Each record needs to be echoed exactly; can you do that?
--------------------------------------------------
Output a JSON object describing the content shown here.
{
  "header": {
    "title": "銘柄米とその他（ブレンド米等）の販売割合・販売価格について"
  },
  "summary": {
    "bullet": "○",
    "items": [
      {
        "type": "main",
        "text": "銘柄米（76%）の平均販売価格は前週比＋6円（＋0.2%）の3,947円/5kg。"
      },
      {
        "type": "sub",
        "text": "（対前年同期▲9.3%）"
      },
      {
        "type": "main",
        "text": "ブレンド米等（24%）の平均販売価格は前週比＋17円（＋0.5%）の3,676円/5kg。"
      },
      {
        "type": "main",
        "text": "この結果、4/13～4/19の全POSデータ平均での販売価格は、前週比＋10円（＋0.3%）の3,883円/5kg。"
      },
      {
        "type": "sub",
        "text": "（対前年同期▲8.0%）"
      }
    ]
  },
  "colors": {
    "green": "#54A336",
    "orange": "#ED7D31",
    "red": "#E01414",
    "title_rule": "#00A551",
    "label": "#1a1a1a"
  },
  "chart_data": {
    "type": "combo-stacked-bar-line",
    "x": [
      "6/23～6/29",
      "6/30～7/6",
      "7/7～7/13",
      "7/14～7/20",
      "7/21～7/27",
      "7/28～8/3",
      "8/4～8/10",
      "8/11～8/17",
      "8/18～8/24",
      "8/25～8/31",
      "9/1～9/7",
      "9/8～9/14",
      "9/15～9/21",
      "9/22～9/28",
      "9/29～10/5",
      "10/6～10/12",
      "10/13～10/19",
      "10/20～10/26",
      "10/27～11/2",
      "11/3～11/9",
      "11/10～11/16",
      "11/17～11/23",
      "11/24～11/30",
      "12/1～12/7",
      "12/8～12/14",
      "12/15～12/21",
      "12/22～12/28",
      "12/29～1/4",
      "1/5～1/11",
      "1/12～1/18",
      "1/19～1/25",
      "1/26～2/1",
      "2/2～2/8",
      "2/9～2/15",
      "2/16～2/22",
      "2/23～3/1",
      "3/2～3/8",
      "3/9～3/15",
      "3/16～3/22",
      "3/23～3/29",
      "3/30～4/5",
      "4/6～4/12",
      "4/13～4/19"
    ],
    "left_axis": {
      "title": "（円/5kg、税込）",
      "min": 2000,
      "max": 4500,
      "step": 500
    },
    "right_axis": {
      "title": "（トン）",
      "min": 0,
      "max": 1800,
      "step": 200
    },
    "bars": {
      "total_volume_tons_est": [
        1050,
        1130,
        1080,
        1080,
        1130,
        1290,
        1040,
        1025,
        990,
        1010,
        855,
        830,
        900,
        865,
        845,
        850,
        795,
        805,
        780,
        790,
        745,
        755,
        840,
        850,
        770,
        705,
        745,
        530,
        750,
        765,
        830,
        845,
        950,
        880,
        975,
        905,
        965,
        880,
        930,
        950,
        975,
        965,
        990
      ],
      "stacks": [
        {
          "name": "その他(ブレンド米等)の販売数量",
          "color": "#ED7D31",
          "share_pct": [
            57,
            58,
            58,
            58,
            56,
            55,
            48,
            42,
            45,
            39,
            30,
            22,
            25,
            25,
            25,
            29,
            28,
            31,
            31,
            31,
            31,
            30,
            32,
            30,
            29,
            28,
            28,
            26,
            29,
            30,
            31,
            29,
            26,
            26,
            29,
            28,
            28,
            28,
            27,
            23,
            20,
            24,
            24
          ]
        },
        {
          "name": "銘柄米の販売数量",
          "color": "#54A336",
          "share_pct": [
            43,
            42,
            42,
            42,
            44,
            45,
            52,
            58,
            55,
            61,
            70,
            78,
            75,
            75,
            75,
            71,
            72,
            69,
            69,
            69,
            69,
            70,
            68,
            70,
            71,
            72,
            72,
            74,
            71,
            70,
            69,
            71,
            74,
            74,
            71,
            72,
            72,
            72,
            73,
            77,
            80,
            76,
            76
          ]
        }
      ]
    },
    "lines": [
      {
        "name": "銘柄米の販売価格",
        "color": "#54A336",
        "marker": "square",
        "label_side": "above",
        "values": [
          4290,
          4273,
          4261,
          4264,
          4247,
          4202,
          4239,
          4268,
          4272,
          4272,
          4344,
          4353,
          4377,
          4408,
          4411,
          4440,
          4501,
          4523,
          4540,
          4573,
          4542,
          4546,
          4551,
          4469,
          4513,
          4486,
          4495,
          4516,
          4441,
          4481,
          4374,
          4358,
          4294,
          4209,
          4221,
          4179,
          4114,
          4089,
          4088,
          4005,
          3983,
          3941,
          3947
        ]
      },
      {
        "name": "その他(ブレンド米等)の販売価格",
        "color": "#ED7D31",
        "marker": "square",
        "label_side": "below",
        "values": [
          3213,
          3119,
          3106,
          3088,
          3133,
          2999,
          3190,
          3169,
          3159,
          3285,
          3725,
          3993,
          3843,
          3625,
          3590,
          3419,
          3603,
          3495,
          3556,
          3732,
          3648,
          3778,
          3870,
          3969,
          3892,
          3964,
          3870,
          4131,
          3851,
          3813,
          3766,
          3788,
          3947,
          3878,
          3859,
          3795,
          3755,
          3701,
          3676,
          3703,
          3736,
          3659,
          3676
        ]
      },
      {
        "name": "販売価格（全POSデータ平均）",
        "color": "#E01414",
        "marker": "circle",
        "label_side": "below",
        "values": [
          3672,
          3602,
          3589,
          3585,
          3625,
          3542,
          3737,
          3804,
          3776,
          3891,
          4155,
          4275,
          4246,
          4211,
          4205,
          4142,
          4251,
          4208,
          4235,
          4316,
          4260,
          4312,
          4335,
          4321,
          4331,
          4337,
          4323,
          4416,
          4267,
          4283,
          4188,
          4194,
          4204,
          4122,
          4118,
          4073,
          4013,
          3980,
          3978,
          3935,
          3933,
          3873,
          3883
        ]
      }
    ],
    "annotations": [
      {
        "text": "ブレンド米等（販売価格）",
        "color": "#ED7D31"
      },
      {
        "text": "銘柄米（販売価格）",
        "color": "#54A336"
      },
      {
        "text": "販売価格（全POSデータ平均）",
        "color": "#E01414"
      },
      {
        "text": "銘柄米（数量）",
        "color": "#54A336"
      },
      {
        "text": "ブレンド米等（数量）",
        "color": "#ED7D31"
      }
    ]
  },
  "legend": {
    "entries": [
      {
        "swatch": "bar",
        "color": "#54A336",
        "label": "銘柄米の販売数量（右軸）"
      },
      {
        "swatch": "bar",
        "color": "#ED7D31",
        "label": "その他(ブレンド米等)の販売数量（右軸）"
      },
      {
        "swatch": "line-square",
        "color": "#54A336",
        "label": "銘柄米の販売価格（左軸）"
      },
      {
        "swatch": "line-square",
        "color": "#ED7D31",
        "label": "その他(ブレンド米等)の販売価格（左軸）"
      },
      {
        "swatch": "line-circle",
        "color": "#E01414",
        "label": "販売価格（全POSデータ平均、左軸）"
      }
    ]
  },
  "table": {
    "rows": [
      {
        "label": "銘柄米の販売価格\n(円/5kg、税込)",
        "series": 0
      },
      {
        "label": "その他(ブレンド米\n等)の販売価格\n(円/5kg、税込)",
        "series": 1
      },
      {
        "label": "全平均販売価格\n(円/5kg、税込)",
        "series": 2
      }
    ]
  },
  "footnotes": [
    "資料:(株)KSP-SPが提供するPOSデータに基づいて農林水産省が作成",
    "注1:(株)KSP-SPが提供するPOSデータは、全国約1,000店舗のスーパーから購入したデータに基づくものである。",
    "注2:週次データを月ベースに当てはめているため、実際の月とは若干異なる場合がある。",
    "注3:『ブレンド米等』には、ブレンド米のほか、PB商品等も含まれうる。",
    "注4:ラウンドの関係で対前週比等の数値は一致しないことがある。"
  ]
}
--------------------------------------------------
Reply -
Output a JSON object describing the content shown here.
{
  "header": {
    "title": "銘柄米とその他（ブレンド米等）の販売割合・販売価格について"
  },
  "summary": {
    "bullet": "○",
    "items": [
      {
        "type": "main",
        "text": "銘柄米（76%）の平均販売価格は前週比＋6円（＋0.2%）の3,947円/5kg。"
      },
      {
        "type": "sub",
        "text": "（対前年同期▲9.3%）"
      },
      {
        "type": "main",
        "text": "ブレンド米等（24%）の平均販売価格は前週比＋17円（＋0.5%）の3,676円/5kg。"
      },
      {
        "type": "main",
        "text": "この結果、4/13～4/19の全POSデータ平均での販売価格は、前週比＋10円（＋0.3%）の3,883円/5kg。"
      },
      {
        "type": "sub",
        "text": "（対前年同期▲8.0%）"
      }
    ]
  },
  "colors": {
    "green": "#54A336",
    "orange": "#ED7D31",
    "red": "#E01414",
    "title_rule": "#00A551",
    "label": "#1a1a1a"
  },
  "chart_data": {
    "type": "combo-stacked-bar-line",
    "x": [
      "6/23～6/29",
      "6/30～7/6",
      "7/7～7/13",
      "7/14～7/20",
      "7/21～7/27",
      "7/28～8/3",
      "8/4～8/10",
      "8/11～8/17",
      "8/18～8/24",
      "8/25～8/31",
      "9/1～9/7",
      "9/8～9/14",
      "9/15～9/21",
      "9/22～9/28",
      "9/29～10/5",
      "10/6～10/12",
      "10/13～10/19",
      "10/20～10/26",
      "10/27～11/2",
      "11/3～11/9",
      "11/10～11/16",
      "11/17～11/23",
      "11/24～11/30",
      "12/1～12/7",
      "12/8～12/14",
      "12/15～12/21",
      "12/22～12/28",
      "12/29～1/4",
      "1/5～1/11",
      "1/12～1/18",
      "1/19～1/25",
      "1/26～2/1",
      "2/2～2/8",
      "2/9～2/15",
      "2/16～2/22",
      "2/23～3/1",
      "3/2～3/8",
      "3/9～3/15",
      "3/16～3/22",
      "3/23～3/29",
      "3/30～4/5",
      "4/6～4/12",
      "4/13～4/19"
    ],
    "left_axis": {
      "title": "（円/5kg、税込）",
      "min": 2000,
      "max": 4500,
      "step": 500
    },
    "right_axis": {
      "title": "（トン）",
      "min": 0,
      "max": 1800,
      "step": 200
    },
    "bars": {
      "total_volume_tons_est": [
        1050,
        1130,
        1080,
        1080,
        1130,
        1290,
        1040,
        1025,
        990,
        1010,
        855,
        830,
        900,
        865,
        845,
        850,
        795,
        805,
        780,
        790,
        745,
        755,
        840,
        850,
        770,
        705,
        745,
        530,
        750,
        765,
        830,
        845,
        950,
        880,
        975,
        905,
        965,
        880,
        930,
        950,
        975,
        965,
        990
      ],
      "stacks": [
        {
          "name": "その他(ブレンド米等)の販売数量",
          "color": "#ED7D31",
          "share_pct": [
            57,
            58,
            58,
            58,
            56,
            55,
            48,
            42,
            45,
            39,
            30,
            22,
            25,
            25,
            25,
            29,
            28,
            31,
            31,
            31,
            31,
            30,
            32,
            30,
            29,
            28,
            28,
            26,
            29,
            30,
            31,
            29,
            26,
            26,
            29,
            28,
            28,
            28,
            27,
            23,
            20,
            24,
            24
          ]
        },
        {
          "name": "銘柄米の販売数量",
          "color": "#54A336",
          "share_pct": [
            43,
            42,
            42,
            42,
            44,
            45,
            52,
            58,
            55,
            61,
            70,
            78,
            75,
            75,
            75,
            71,
            72,
            69,
            69,
            69,
            69,
            70,
            68,
            70,
            71,
            72,
            72,
            74,
            71,
            70,
            69,
            71,
            74,
            74,
            71,
            72,
            72,
            72,
            73,
            77,
            80,
            76,
            76
          ]
        }
      ]
    },
    "lines": [
      {
        "name": "銘柄米の販売価格",
        "color": "#54A336",
        "marker": "square",
        "label_side": "above",
        "values": [
          4290,
          4273,
          4261,
          4264,
          4247,
          4202,
          4239,
          4268,
          4272,
          4272,
          4344,
          4353,
          4377,
          4408,
          4411,
          4440,
          4501,
          4523,
          4540,
          4573,
          4542,
          4546,
          4551,
          4469,
          4513,
          4486,
          4495,
          4516,
          4441,
          4481,
          4374,
          4358,
          4294,
          4209,
          4221,
          4179,
          4114,
          4089,
          4088,
          4005,
          3983,
          3941,
          3947
        ]
      },
      {
        "name": "その他(ブレンド米等)の販売価格",
        "color": "#ED7D31",
        "marker": "square",
        "label_side": "below",
        "values": [
          3213,
          3119,
          3106,
          3088,
          3133,
          2999,
          3190,
          3169,
          3159,
          3285,
          3725,
          3993,
          3843,
          3625,
          3590,
          3419,
          3603,
          3495,
          3556,
          3732,
          3648,
          3778,
          3870,
          3969,
          3892,
          3964,
          3870,
          4131,
          3851,
          3813,
          3766,
          3788,
          3947,
          3878,
          3859,
          3795,
          3755,
          3701,
          3676,
          3703,
          3736,
          3659,
          3676
        ]
      },
      {
        "name": "販売価格（全POSデータ平均）",
        "color": "#E01414",
        "marker": "circle",
        "label_side": "below",
        "values": [
          3672,
          3602,
          3589,
          3585,
          3625,
          3542,
          3737,
          3804,
          3776,
          3891,
          4155,
          4275,
          4246,
          4211,
          4205,
          4142,
          4251,
          4208,
          4235,
          4316,
          4260,
          4312,
          4335,
          4321,
          4331,
          4337,
          4323,
          4416,
          4267,
          4283,
          4188,
          4194,
          4204,
          4122,
          4118,
          4073,
          4013,
          3980,
          3978,
          3935,
          3933,
          3873,
          3883
        ]
      }
    ],
    "annotations": [
      {
        "text": "ブレンド米等（販売価格）",
        "color": "#ED7D31"
      },
      {
        "text": "銘柄米（販売価格）",
        "color": "#54A336"
      },
      {
        "text": "販売価格（全POSデータ平均）",
        "color": "#E01414"
      },
      {
        "text": "銘柄米（数量）",
        "color": "#54A336"
      },
      {
        "text": "ブレンド米等（数量）",
        "color": "#ED7D31"
      }
    ]
  },
  "legend": {
    "entries": [
      {
        "swatch": "bar",
        "color": "#54A336",
        "label": "銘柄米の販売数量（右軸）"
      },
      {
        "swatch": "bar",
        "color": "#ED7D31",
        "label": "その他(ブレンド米等)の販売数量（右軸）"
      },
      {
        "swatch": "line-square",
        "color": "#54A336",
        "label": "銘柄米の販売価格（左軸）"
      },
      {
        "swatch": "line-square",
        "color": "#ED7D31",
        "label": "その他(ブレンド米等)の販売価格（左軸）"
      },
      {
        "swatch": "line-circle",
        "color": "#E01414",
        "label": "販売価格（全POSデータ平均、左軸）"
      }
    ]
  },
  "table": {
    "rows": [
      {
        "label": "銘柄米の販売価格\n(円/5kg、税込)",
        "series": 0
      },
      {
        "label": "その他(ブレンド米\n等)の販売価格\n(円/5kg、税込)",
        "series": 1
      },
      {
        "label": "全平均販売価格\n(円/5kg、税込)",
        "series": 2
      }
    ]
  },
  "footnotes": [
    "資料:(株)KSP-SPが提供するPOSデータに基づいて農林水産省が作成",
    "注1:(株)KSP-SPが提供するPOSデータは、全国約1,000店舗のスーパーから購入したデータに基づくものである。",
    "注2:週次データを月ベースに当てはめているため、実際の月とは若干異なる場合がある。",
    "注3:『ブレンド米等』には、ブレンド米のほか、PB商品等も含まれうる。",
    "注4:ラウンドの関係で対前週比等の数値は一致しないことがある。"
  ]
}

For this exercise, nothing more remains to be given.